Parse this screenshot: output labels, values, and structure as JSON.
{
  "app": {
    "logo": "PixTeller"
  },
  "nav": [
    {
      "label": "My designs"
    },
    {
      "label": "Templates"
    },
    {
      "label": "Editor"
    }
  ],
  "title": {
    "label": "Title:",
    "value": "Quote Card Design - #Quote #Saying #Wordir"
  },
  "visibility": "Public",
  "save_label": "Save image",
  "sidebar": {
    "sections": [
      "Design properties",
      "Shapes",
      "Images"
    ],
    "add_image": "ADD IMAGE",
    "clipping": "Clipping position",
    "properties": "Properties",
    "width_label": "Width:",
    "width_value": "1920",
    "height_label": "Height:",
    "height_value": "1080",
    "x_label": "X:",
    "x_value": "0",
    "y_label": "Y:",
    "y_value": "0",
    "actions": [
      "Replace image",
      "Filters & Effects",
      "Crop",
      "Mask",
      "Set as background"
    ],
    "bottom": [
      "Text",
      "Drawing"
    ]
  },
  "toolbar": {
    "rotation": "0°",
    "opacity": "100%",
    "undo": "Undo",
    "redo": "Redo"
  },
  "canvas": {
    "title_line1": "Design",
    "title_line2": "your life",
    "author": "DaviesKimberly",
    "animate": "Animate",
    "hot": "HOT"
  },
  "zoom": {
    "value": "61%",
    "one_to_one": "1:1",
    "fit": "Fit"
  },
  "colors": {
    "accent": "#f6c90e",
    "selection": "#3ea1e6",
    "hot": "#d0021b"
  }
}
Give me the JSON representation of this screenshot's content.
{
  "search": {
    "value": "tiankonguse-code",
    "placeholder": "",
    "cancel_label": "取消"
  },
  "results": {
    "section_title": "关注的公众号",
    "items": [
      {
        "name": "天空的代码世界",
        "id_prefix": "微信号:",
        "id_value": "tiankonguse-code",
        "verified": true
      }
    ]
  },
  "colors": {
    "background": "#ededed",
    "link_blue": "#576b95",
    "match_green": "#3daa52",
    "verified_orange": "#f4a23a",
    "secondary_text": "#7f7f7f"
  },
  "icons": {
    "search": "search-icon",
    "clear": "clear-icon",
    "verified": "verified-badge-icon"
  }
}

■ Exercise objective:
All of the entries need to be reproduced exactly; please write them out.

■ Written reply:
Parse this screenshot: output labels, values, and structure as JSON.
{
  "app": {
    "logo": "PixTeller"
  },
  "nav": [
    {
      "label": "My designs"
    },
    {
      "label": "Templates"
    },
    {
      "label": "Editor"
    }
  ],
  "title": {
    "label": "Title:",
    "value": "Quote Card Design - #Quote #Saying #Wordir"
  },
  "visibility": "Public",
  "save_label": "Save image",
  "sidebar": {
    "sections": [
      "Design properties",
      "Shapes",
      "Images"
    ],
    "add_image": "ADD IMAGE",
    "clipping": "Clipping position",
    "properties": "Properties",
    "width_label": "Width:",
    "width_value": "1920",
    "height_label": "Height:",
    "height_value": "1080",
    "x_label": "X:",
    "x_value": "0",
    "y_label": "Y:",
    "y_value": "0",
    "actions": [
      "Replace image",
      "Filters & Effects",
      "Crop",
      "Mask",
      "Set as background"
    ],
    "bottom": [
      "Text",
      "Drawing"
    ]
  },
  "toolbar": {
    "rotation": "0°",
    "opacity": "100%",
    "undo": "Undo",
    "redo": "Redo"
  },
  "canvas": {
    "title_line1": "Design",
    "title_line2": "your life",
    "author": "DaviesKimberly",
    "animate": "Animate",
    "hot": "HOT"
  },
  "zoom": {
    "value": "61%",
    "one_to_one": "1:1",
    "fit": "Fit"
  },
  "colors": {
    "accent": "#f6c90e",
    "selection": "#3ea1e6",
    "hot": "#d0021b"
  }
}
Give me the JSON representation of this screenshot's content.
{
  "search": {
    "value": "tiankonguse-code",
    "placeholder": "",
    "cancel_label": "取消"
  },
  "results": {
    "section_title": "关注的公众号",
    "items": [
      {
        "name": "天空的代码世界",
        "id_prefix": "微信号:",
        "id_value": "tiankonguse-code",
        "verified": true
      }
    ]
  },
  "colors": {
    "background": "#ededed",
    "link_blue": "#576b95",
    "match_green": "#3daa52",
    "verified_orange": "#f4a23a",
    "secondary_text": "#7f7f7f"
  },
  "icons": {
    "search": "search-icon",
    "clear": "clear-icon",
    "verified": "verified-badge-icon"
  }
}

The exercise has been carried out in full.